▸ WHAT THIS TASK INVOLVES
Restate the data exactly as given and keep the pictures out.

▸ MATERIAL FOR THE TASK
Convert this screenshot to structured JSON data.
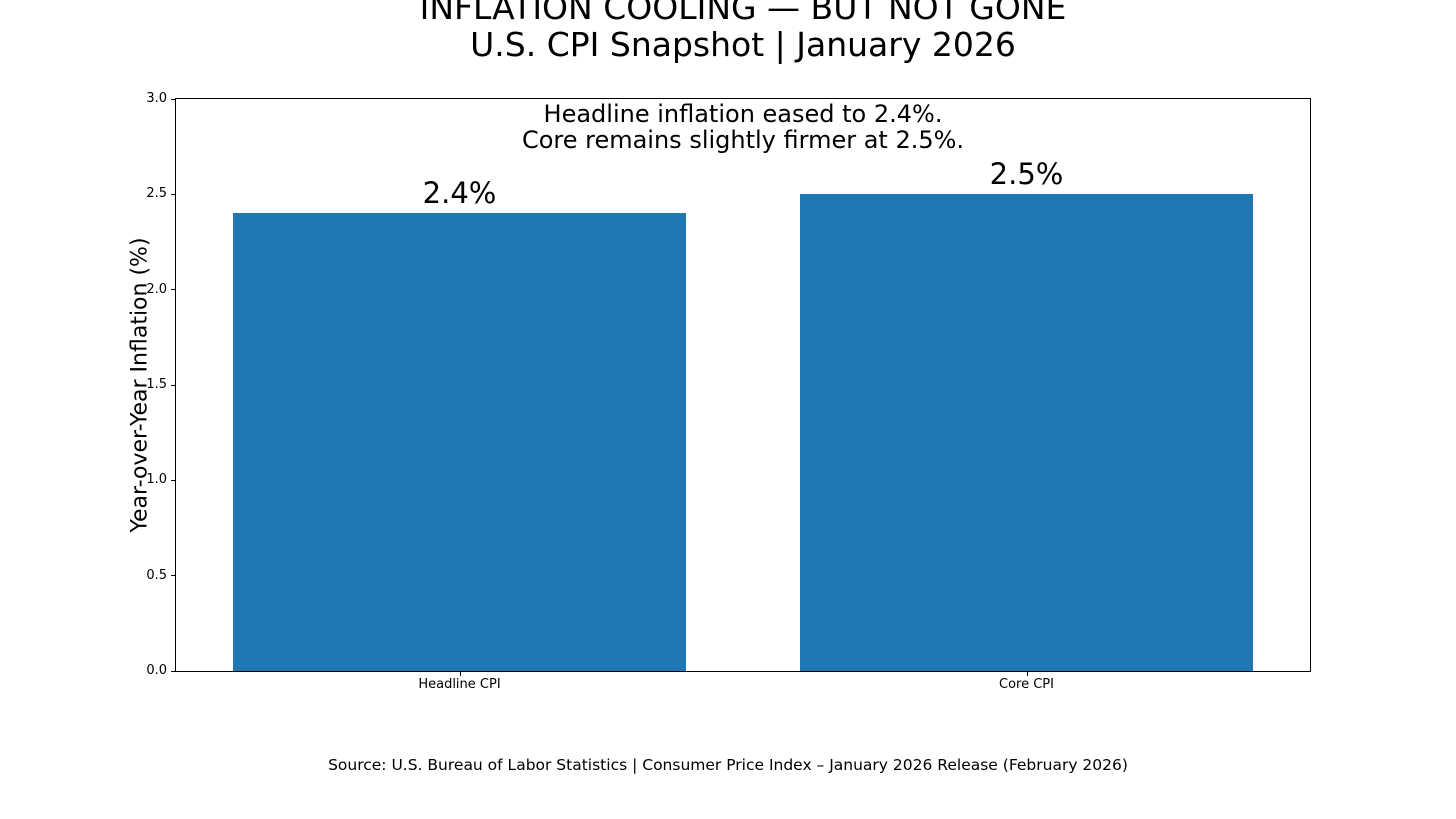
{
  "chart_data": {
    "type": "bar",
    "title_line1": "INFLATION COOLING — BUT NOT GONE",
    "title_line2": "U.S. CPI Snapshot | January 2026",
    "annotation_lines": [
      "Headline inflation eased to 2.4%.",
      "Core remains slightly firmer at 2.5%."
    ],
    "categories": [
      "Headline CPI",
      "Core CPI"
    ],
    "values": [
      2.4,
      2.5
    ],
    "bar_value_labels": [
      "2.4%",
      "2.5%"
    ],
    "bar_color": "#1f77b4",
    "xlabel": "",
    "ylabel": "Year-over-Year Inflation (%)",
    "ylim": [
      0.0,
      3.0
    ],
    "yticks": [
      "0.0",
      "0.5",
      "1.0",
      "1.5",
      "2.0",
      "2.5",
      "3.0"
    ],
    "bar_width_fraction": 0.8,
    "grid": false,
    "legend": "none",
    "source": "Source: U.S. Bureau of Labor Statistics | Consumer Price Index – January 2026 Release (February 2026)"
  }
}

▸ FINISHED EXERCISE
Convert this screenshot to structured JSON data.
{
  "chart_data": {
    "type": "bar",
    "title_line1": "INFLATION COOLING — BUT NOT GONE",
    "title_line2": "U.S. CPI Snapshot | January 2026",
    "annotation_lines": [
      "Headline inflation eased to 2.4%.",
      "Core remains slightly firmer at 2.5%."
    ],
    "categories": [
      "Headline CPI",
      "Core CPI"
    ],
    "values": [
      2.4,
      2.5
    ],
    "bar_value_labels": [
      "2.4%",
      "2.5%"
    ],
    "bar_color": "#1f77b4",
    "xlabel": "",
    "ylabel": "Year-over-Year Inflation (%)",
    "ylim": [
      0.0,
      3.0
    ],
    "yticks": [
      "0.0",
      "0.5",
      "1.0",
      "1.5",
      "2.0",
      "2.5",
      "3.0"
    ],
    "bar_width_fraction": 0.8,
    "grid": false,
    "legend": "none",
    "source": "Source: U.S. Bureau of Labor Statistics | Consumer Price Index – January 2026 Release (February 2026)"
  }
}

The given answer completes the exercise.